EXERCISE DESCRIPTION: Gather each line containing the string "CANDU" from these entries.

Collected data entries:

★ ★ ★

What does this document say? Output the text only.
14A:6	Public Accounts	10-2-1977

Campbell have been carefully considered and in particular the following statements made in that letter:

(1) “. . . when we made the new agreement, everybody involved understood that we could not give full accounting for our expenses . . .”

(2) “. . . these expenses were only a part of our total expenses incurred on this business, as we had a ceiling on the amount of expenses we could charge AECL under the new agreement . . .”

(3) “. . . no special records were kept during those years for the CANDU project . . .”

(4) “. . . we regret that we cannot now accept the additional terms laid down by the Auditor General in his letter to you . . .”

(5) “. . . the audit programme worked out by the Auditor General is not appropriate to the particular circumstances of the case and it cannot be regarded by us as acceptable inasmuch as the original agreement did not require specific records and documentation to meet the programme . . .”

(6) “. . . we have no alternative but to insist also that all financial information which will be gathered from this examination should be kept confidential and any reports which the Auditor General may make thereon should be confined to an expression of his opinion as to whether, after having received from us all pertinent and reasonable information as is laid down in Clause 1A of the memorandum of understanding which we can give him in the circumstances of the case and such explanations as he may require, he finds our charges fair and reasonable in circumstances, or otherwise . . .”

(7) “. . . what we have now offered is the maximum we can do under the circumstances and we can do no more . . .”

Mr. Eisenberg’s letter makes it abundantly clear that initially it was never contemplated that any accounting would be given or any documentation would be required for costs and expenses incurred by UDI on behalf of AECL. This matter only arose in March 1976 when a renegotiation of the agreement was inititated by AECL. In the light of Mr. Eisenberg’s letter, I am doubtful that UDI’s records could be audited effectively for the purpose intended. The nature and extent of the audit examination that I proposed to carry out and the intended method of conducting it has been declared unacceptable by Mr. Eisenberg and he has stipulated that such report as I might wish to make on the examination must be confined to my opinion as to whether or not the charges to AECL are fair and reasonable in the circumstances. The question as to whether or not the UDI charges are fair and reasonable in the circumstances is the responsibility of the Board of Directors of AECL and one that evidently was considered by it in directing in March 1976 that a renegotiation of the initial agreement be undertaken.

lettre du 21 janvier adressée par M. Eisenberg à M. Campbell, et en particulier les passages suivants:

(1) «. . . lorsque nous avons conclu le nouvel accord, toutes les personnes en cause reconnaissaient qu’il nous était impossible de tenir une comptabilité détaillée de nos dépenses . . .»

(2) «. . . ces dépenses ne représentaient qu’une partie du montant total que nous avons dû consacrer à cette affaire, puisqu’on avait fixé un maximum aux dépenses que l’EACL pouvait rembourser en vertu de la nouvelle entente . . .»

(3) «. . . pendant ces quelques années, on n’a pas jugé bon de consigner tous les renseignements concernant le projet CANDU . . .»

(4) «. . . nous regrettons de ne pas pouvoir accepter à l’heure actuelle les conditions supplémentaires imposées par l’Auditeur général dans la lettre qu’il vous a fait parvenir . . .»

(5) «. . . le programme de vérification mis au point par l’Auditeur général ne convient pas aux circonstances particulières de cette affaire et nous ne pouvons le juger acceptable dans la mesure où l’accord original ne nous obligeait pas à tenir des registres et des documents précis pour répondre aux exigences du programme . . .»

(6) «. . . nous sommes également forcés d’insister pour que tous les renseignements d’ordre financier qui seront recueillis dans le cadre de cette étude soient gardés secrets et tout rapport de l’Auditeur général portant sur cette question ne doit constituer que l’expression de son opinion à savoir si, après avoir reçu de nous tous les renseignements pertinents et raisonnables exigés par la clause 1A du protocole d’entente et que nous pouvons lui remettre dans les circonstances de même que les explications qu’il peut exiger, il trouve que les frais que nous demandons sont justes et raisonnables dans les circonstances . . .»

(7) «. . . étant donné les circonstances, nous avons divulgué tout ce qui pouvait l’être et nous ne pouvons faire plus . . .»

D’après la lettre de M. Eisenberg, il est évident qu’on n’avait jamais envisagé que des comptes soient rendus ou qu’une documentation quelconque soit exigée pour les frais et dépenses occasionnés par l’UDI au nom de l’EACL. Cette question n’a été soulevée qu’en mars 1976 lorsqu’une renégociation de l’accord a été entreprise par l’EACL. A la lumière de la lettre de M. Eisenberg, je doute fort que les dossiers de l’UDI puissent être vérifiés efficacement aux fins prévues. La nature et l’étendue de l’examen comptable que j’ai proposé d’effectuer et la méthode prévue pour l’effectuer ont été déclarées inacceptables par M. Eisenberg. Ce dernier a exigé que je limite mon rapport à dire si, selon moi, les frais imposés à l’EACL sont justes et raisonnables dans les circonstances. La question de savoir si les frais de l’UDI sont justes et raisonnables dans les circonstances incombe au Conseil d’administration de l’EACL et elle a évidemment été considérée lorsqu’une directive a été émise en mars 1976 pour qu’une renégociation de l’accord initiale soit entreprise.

★ ★ ★

OUTPUT OF THE EXERCISE:
(3) “. . . no special records were kept during those years for the CANDU project . . .”
(3) «. . . pendant ces quelques années, on n’a pas jugé bon de consigner tous les renseignements concernant le projet CANDU . . .»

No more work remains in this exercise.